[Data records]
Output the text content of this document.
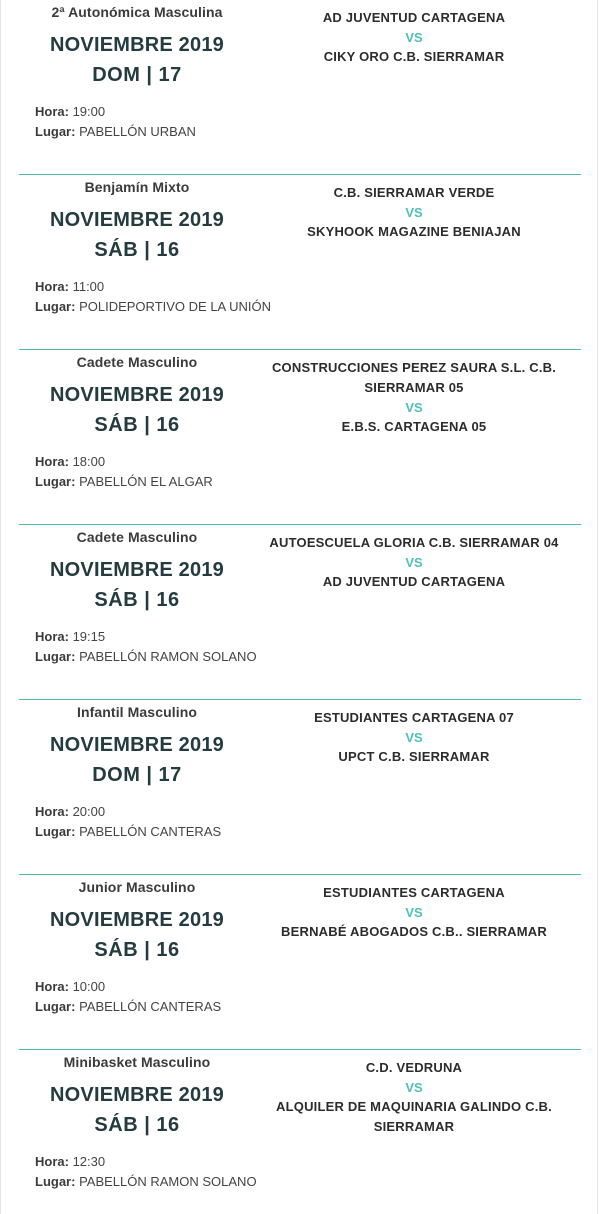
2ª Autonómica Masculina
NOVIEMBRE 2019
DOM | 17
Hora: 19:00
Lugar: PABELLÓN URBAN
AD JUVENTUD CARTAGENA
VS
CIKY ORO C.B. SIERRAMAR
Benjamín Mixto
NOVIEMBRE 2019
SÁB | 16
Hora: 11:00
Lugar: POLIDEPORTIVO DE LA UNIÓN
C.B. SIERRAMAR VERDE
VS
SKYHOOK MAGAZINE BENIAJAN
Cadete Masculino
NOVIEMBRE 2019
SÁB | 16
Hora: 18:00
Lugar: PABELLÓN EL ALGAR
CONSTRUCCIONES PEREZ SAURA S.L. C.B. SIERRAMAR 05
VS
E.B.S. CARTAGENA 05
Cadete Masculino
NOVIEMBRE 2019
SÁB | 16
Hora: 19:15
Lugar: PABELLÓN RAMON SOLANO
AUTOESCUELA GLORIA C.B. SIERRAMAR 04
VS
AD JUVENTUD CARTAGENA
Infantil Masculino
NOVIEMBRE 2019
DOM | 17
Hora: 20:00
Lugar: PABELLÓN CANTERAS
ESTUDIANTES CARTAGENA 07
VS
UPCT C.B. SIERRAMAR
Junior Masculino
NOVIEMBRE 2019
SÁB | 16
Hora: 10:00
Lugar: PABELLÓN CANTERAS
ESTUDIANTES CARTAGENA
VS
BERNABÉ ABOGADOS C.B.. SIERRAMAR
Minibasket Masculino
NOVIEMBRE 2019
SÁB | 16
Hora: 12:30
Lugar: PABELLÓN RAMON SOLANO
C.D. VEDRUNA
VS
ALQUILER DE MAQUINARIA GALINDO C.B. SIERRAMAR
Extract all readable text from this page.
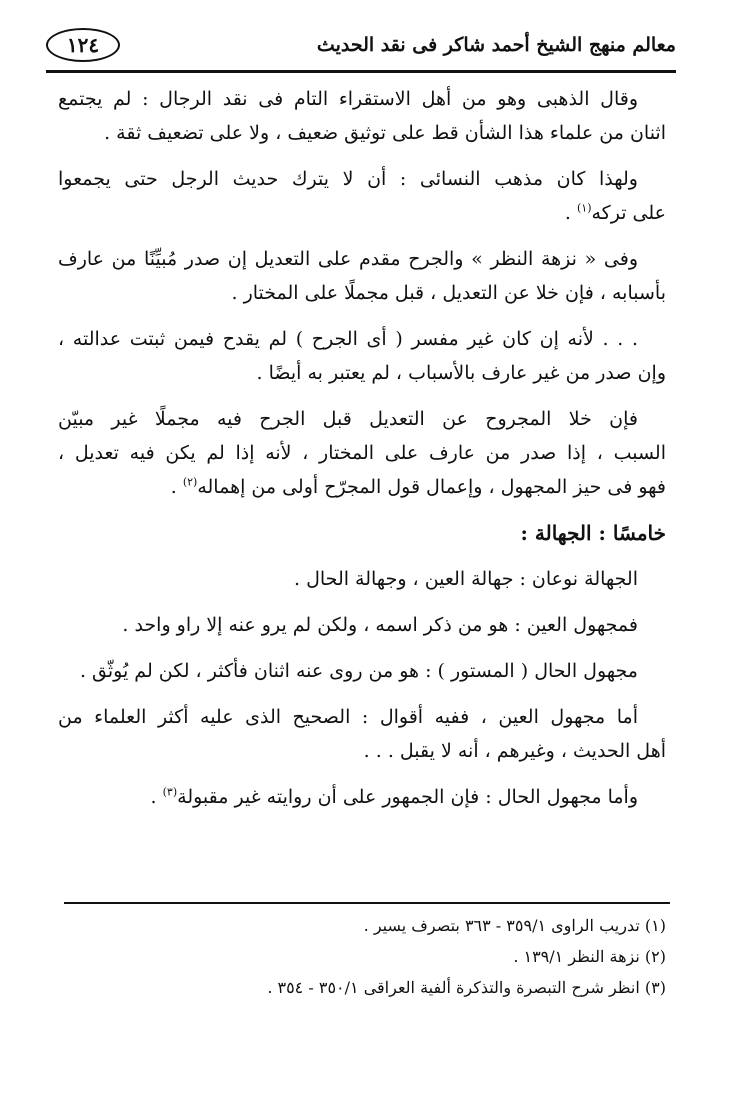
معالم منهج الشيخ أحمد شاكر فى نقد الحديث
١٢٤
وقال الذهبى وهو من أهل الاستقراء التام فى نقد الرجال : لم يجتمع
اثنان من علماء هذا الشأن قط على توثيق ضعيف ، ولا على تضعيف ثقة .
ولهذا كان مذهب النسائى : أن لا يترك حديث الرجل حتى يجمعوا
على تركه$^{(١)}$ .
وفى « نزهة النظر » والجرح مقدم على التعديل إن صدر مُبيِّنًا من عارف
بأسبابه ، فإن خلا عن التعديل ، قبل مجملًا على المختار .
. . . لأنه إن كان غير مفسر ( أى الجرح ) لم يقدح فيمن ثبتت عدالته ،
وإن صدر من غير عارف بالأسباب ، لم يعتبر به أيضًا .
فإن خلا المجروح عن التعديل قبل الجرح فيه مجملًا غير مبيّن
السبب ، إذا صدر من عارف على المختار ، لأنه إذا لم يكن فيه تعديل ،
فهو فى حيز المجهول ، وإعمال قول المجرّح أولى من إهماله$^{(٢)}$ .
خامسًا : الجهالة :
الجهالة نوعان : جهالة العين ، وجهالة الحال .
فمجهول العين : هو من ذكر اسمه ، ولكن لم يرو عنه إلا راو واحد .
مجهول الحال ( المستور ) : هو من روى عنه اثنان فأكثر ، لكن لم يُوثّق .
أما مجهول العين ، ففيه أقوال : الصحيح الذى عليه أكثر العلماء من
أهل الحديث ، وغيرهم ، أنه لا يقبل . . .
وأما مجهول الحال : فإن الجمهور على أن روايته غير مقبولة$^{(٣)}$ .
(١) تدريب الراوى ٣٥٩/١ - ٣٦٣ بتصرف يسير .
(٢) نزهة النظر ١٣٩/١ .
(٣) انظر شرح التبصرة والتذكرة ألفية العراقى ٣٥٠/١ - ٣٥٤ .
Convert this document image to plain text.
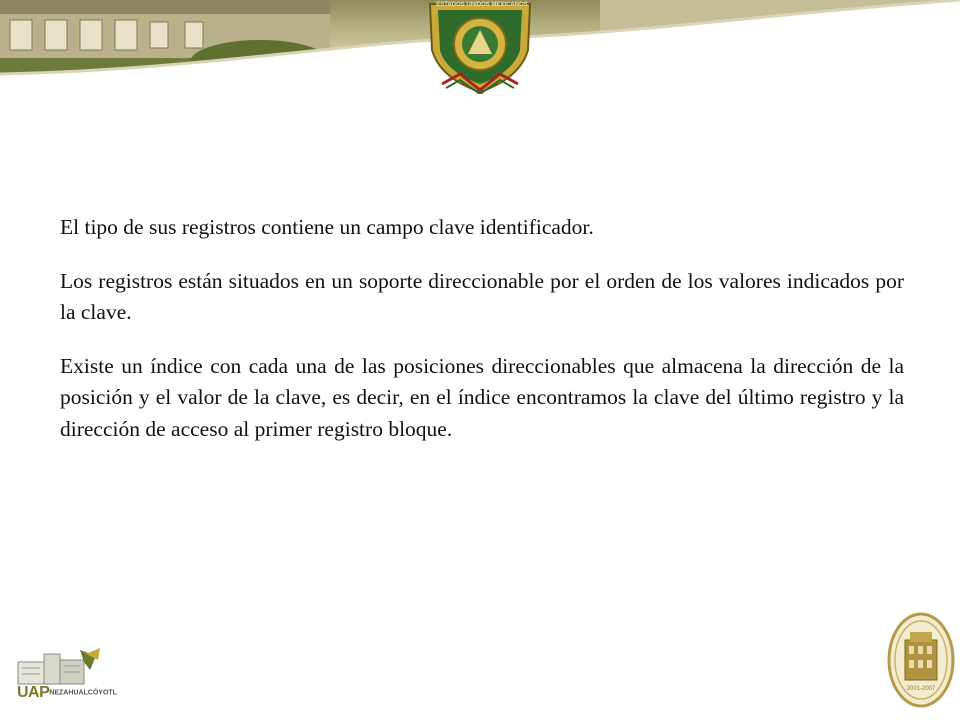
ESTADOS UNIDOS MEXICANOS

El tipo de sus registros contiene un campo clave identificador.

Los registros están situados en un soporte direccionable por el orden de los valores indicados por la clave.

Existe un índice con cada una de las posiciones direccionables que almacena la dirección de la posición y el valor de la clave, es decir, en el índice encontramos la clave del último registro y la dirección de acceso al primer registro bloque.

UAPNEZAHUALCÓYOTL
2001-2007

▶ TASK INSTRUCTIONS
Copy exactly the lines from the one containing "Convert this document image to plain text." through the final line of the records above, both included, and leave out any pictures.

▶ TASK SOLUTION
Convert this document image to plain text.
ESTADOS UNIDOS MEXICANOS

El tipo de sus registros contiene un campo clave identificador.

Los registros están situados en un soporte direccionable por el orden de los valores indicados por la clave.

Existe un índice con cada una de las posiciones direccionables que almacena la dirección de la posición y el valor de la clave, es decir, en el índice encontramos la clave del último registro y la dirección de acceso al primer registro bloque.

UAPNEZAHUALCÓYOTL
2001-2007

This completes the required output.